Source text:
▬▬▬▬▬▬

I am hoping that you could send me some information about the IOP from

which your husband so benefited. Where was it? How did he get

enrolled? How many days a week or hours a day (or whatever the time

commitment was) was it? What types of therapy did the program use?

And, anything else you think might be helpful. I hope you don't mind my

asking. That program just might the answer to my prayers.

When you wrote that your husband had learned a bunch about anger, self

esteem and boundaries and that he now loves life much more that before .

.. . well, I practically cried. I love my husband so very much, but

there are times when I am just not sure that we are going to make it.

His angry and abusive outbursts are always directed himself - never at

me - but they are still very scary and hurtful. I hate hearing my sweet

hubbie being violently berated, even if he is the one doing it. It

often sounds like he is " channeling " his abusive mom and step-dad. My

heart aches that even after all these decades they can still hurt him so

deeply. I try to be supportive and make him aware of the wonderful man

he is . . . but the good stuff just doesn't seem to make anywhere as

deep an impression as any and every slight has done. While he will

sometimes seem happy with life . . . all too often he seems to find life

completely without joy and hopeless.

I have no idea if that IOP would be right for my husband, but it seems

like it would be worth looking into.

Thank you very much for any help you can provide.

Take care,

Kay (in San Leandro)

▬▬▬▬▬▬

Data to examine:
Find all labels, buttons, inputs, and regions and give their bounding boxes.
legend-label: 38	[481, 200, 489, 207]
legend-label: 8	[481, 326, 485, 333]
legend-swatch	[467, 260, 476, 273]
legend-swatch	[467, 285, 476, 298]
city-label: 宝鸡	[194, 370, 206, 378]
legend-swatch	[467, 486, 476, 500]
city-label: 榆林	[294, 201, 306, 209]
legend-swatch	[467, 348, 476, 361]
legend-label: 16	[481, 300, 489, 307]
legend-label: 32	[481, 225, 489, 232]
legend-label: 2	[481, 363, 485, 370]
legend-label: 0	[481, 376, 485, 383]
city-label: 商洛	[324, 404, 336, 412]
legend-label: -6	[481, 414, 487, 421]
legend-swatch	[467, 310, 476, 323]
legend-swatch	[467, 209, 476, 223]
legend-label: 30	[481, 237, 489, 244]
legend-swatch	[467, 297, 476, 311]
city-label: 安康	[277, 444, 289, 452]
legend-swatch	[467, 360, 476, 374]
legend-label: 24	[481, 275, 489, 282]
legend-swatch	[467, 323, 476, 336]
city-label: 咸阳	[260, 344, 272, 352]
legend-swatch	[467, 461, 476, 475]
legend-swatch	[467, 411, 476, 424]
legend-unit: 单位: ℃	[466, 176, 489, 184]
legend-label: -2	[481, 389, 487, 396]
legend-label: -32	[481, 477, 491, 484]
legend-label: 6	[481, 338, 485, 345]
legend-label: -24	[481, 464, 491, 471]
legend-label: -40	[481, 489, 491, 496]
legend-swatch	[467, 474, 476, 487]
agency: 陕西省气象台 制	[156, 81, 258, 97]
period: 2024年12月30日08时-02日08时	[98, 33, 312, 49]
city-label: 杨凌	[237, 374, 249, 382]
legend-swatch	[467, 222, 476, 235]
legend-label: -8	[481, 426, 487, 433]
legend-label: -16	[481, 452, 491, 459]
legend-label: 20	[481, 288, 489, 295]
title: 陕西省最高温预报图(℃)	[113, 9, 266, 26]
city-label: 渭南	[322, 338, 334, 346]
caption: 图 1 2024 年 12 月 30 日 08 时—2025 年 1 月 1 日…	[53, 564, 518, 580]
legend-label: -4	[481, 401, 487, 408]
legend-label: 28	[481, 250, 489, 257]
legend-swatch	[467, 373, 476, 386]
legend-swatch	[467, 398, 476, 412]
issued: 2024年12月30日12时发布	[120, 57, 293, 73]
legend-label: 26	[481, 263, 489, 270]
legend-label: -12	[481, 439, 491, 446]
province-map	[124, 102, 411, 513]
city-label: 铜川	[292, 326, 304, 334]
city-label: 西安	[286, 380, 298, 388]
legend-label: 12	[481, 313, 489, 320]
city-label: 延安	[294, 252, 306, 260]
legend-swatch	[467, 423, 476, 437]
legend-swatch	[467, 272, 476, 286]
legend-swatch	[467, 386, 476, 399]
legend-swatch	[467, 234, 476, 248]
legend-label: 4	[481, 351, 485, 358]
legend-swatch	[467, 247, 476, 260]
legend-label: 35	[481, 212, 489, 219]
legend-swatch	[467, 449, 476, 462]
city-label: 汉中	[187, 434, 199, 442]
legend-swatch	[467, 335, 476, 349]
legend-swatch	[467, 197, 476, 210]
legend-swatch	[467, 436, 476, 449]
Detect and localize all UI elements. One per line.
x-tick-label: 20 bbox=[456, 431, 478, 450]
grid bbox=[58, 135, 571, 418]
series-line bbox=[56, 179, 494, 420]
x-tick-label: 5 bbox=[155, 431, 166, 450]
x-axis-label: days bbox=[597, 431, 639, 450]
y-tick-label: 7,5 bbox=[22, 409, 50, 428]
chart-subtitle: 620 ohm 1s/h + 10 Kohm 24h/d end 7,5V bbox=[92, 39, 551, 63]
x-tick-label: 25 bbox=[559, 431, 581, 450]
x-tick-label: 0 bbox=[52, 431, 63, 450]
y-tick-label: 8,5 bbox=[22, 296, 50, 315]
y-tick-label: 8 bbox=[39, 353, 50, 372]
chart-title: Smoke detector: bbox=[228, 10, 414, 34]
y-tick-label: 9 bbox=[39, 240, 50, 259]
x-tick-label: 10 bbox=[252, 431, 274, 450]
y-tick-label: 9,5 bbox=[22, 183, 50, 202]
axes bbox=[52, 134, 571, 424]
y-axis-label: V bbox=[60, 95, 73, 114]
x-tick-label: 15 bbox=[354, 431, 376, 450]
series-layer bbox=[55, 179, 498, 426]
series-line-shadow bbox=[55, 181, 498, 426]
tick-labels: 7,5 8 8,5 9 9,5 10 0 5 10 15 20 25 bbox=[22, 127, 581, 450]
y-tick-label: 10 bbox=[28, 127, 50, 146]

▬▬▬▬▬▬

Exercise objective:
Copy the letter about the IOP word for word, from "deeply. I try" to "joy and hopeless.".

Solution to this task:
deeply. I try to be supportive and make him aware of the wonderful man

he is . . . but the good stuff just doesn't seem to make anywhere as

deep an impression as any and every slight has done. While he will

sometimes seem happy with life . . . all too often he seems to find life

completely without joy and hopeless.